■ Given exercise ■
From the entries below, copy every line holding the word "быть".

■ Records for the task ■
▼▼▼

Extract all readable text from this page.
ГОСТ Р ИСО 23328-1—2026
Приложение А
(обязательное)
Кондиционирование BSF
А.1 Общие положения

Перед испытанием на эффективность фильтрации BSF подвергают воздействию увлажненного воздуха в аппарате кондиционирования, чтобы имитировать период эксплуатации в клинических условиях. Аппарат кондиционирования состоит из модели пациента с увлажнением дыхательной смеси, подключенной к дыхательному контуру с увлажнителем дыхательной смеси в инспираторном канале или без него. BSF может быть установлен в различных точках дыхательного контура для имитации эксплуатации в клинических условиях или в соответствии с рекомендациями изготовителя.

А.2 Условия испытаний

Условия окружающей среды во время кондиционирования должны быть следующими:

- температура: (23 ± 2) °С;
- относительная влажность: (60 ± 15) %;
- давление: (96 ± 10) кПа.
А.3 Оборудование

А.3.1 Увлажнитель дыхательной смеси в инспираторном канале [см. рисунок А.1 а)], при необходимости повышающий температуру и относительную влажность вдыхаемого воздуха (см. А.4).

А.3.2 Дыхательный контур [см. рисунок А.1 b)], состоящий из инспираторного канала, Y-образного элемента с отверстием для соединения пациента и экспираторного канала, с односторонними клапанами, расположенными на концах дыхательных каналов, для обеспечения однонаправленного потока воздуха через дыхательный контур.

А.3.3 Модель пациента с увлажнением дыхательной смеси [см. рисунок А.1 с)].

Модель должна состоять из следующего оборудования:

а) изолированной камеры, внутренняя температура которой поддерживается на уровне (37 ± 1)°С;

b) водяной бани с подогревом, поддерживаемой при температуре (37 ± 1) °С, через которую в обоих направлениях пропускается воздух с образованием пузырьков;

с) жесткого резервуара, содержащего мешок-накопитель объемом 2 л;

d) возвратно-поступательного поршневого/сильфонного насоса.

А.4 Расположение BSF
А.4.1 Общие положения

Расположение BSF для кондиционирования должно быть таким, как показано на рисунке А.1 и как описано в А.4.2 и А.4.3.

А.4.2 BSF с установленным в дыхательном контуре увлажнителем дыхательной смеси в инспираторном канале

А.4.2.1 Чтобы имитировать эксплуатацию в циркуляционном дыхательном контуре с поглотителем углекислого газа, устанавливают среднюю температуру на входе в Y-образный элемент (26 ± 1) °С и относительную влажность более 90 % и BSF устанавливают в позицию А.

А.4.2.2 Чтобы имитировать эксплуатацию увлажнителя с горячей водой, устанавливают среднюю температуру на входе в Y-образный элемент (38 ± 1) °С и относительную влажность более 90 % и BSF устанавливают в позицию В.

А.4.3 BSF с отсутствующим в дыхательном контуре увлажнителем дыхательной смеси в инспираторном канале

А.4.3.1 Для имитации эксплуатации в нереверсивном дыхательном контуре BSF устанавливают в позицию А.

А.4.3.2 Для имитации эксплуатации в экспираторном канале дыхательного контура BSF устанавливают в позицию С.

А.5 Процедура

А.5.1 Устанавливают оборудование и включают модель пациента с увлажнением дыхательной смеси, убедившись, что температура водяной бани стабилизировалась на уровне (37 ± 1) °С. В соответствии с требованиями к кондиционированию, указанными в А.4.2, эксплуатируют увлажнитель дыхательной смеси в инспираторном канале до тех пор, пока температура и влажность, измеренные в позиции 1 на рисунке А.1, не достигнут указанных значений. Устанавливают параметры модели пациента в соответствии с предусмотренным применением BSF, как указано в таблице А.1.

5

▲▲▲
▼▼▼

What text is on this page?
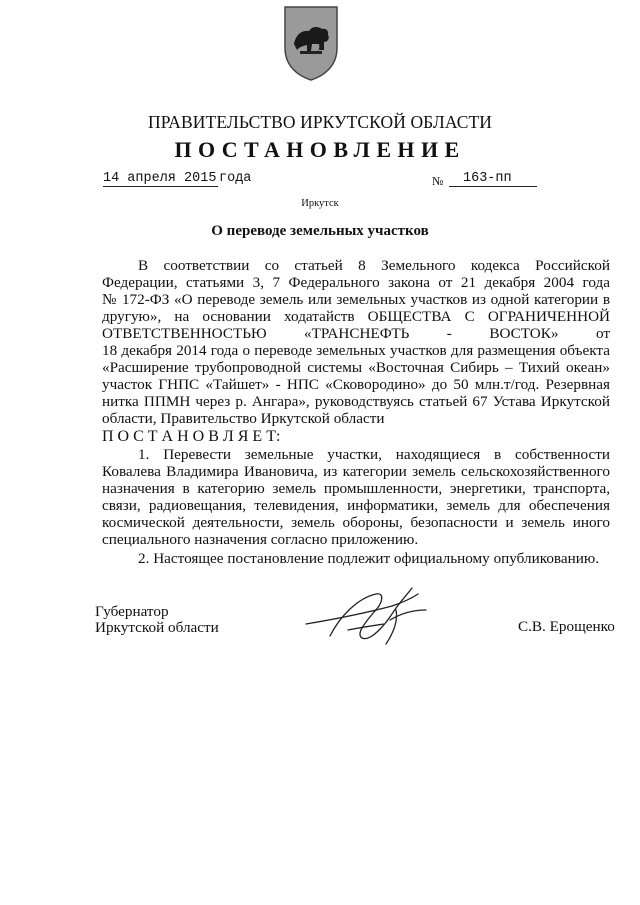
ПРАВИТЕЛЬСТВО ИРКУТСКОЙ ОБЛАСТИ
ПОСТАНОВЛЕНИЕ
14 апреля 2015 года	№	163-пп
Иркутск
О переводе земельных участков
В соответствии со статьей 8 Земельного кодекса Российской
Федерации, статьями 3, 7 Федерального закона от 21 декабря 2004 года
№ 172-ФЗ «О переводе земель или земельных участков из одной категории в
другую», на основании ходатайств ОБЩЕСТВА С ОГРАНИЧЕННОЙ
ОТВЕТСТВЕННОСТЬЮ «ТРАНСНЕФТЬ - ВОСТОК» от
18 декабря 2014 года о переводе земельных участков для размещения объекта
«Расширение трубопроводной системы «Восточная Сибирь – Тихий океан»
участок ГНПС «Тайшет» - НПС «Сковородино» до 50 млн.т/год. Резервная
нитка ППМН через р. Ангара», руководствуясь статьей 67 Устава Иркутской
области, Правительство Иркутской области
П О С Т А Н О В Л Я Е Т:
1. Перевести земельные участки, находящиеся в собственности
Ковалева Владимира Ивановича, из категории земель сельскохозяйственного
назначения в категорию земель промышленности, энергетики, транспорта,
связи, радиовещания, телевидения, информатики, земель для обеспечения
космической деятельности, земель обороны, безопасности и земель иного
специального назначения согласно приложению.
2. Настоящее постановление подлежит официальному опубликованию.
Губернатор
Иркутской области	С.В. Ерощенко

▲▲▲

■ Written solution ■
Перед испытанием на эффективность фильтрации BSF подвергают воздействию увлажненного воздуха в аппарате кондиционирования, чтобы имитировать период эксплуатации в клинических условиях. Аппарат кондиционирования состоит из модели пациента с увлажнением дыхательной смеси, подключенной к дыхательному контуру с увлажнителем дыхательной смеси в инспираторном канале или без него. BSF может быть установлен в различных точках дыхательного контура для имитации эксплуатации в клинических условиях или в соответствии с рекомендациями изготовителя.
Условия окружающей среды во время кондиционирования должны быть следующими:
Расположение BSF для кондиционирования должно быть таким, как показано на рисунке А.1 и как описано в А.4.2 и А.4.3.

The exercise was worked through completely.